Dataset items:

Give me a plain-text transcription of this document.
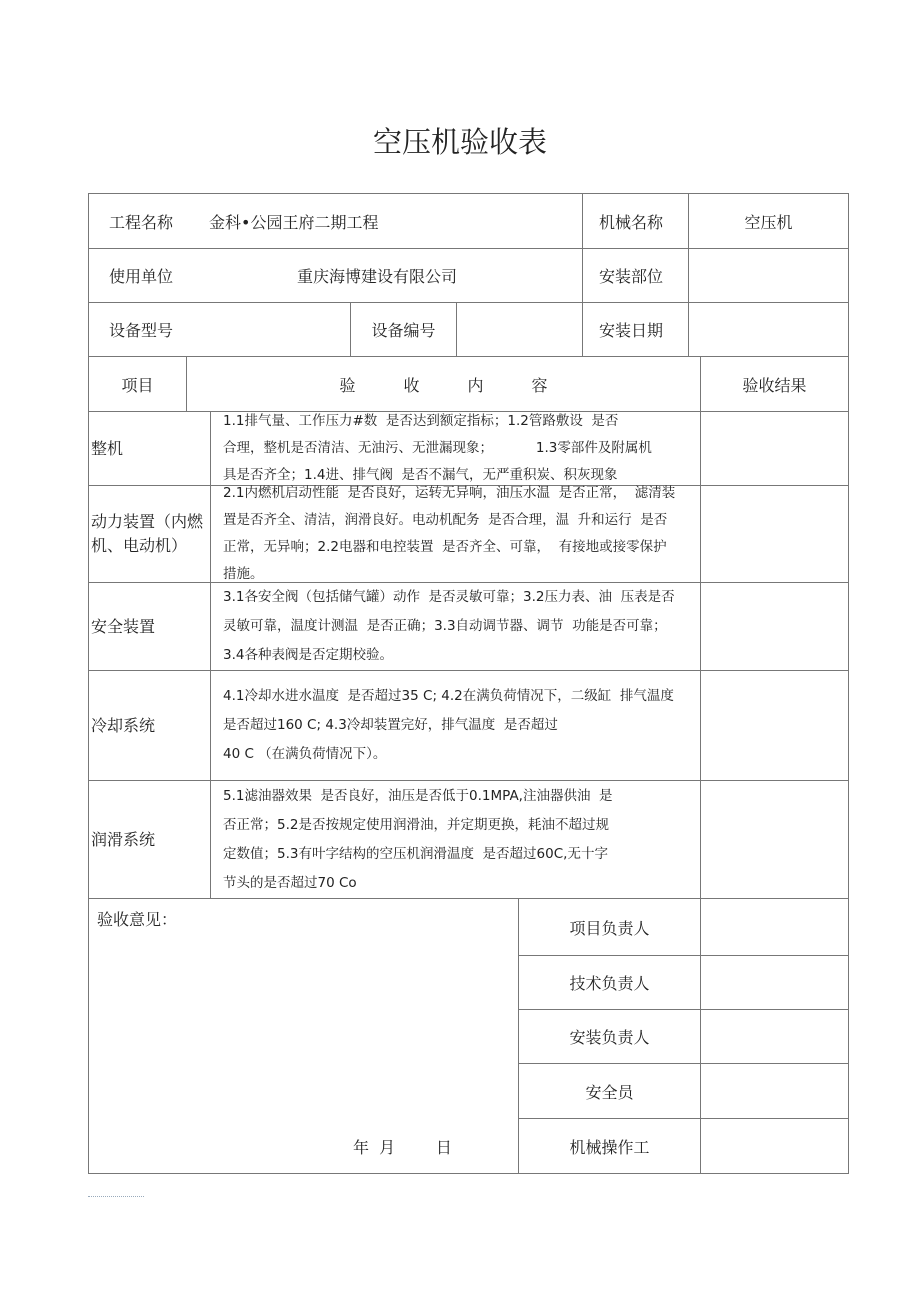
空压机验收表
工程名称 金科•公园王府二期工程	机械名称	空压机
使用单位	重庆海博建设有限公司	安装部位
设备型号	设备编号	安装日期
项目	验　　　收　　　内　　　容	验收结果
整机
1.1排气量、工作压力#数  是否达到额定指标；1.2管路敷设  是否
合理，整机是否清洁、无油污、无泄漏现象；          1.3零部件及附属机
具是否齐全；1.4进、排气阀  是否不漏气，无严重积炭、积灰现象
动力装置（内燃机、电动机）
2.1内燃机启动性能  是否良好，运转无异响，油压水温  是否正常，  滤清装
置是否齐全、清洁，润滑良好。电动机配务  是否合理，温  升和运行  是否
正常，无异响；2.2电器和电控装置  是否齐全、可靠，  有接地或接零保护
措施。
安全装置
3.1各安全阀（包括储气罐）动作  是否灵敏可靠；3.2压力表、油  压表是否
灵敏可靠，温度计测温  是否正确；3.3自动调节器、调节  功能是否可靠；
3.4各种表阀是否定期校验。
冷却系统
4.1冷却水进水温度  是否超过35 C; 4.2在满负荷情况下，二级缸  排气温度
是否超过160 C; 4.3冷却装置完好，排气温度  是否超过
40 C （在满负荷情况下）。
润滑系统
5.1滤油器效果  是否良好，油压是否低于0.1MPA,注油器供油  是
否正常；5.2是否按规定使用润滑油，并定期更换，耗油不超过规
定数值；5.3有叶字结构的空压机润滑温度  是否超过60C,无十字
节头的是否超过70 Co
验收意见：
年  月        日
项目负责人
技术负责人
安装负责人
安全员
机械操作工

Exercise instructions:
Reproduce the data word for word, excluding its pictures.

Written solution:
Give me a plain-text transcription of this document.
空压机验收表
工程名称 金科•公园王府二期工程	机械名称	空压机
使用单位	重庆海博建设有限公司	安装部位
设备型号	设备编号	安装日期
项目	验　　　收　　　内　　　容	验收结果
整机
1.1排气量、工作压力#数  是否达到额定指标；1.2管路敷设  是否
合理，整机是否清洁、无油污、无泄漏现象；          1.3零部件及附属机
具是否齐全；1.4进、排气阀  是否不漏气，无严重积炭、积灰现象
动力装置（内燃机、电动机）
2.1内燃机启动性能  是否良好，运转无异响，油压水温  是否正常，  滤清装
置是否齐全、清洁，润滑良好。电动机配务  是否合理，温  升和运行  是否
正常，无异响；2.2电器和电控装置  是否齐全、可靠，  有接地或接零保护
措施。
安全装置
3.1各安全阀（包括储气罐）动作  是否灵敏可靠；3.2压力表、油  压表是否
灵敏可靠，温度计测温  是否正确；3.3自动调节器、调节  功能是否可靠；
3.4各种表阀是否定期校验。
冷却系统
4.1冷却水进水温度  是否超过35 C; 4.2在满负荷情况下，二级缸  排气温度
是否超过160 C; 4.3冷却装置完好，排气温度  是否超过
40 C （在满负荷情况下）。
润滑系统
5.1滤油器效果  是否良好，油压是否低于0.1MPA,注油器供油  是
否正常；5.2是否按规定使用润滑油，并定期更换，耗油不超过规
定数值；5.3有叶字结构的空压机润滑温度  是否超过60C,无十字
节头的是否超过70 Co
验收意见：
年  月        日
项目负责人
技术负责人
安装负责人
安全员
机械操作工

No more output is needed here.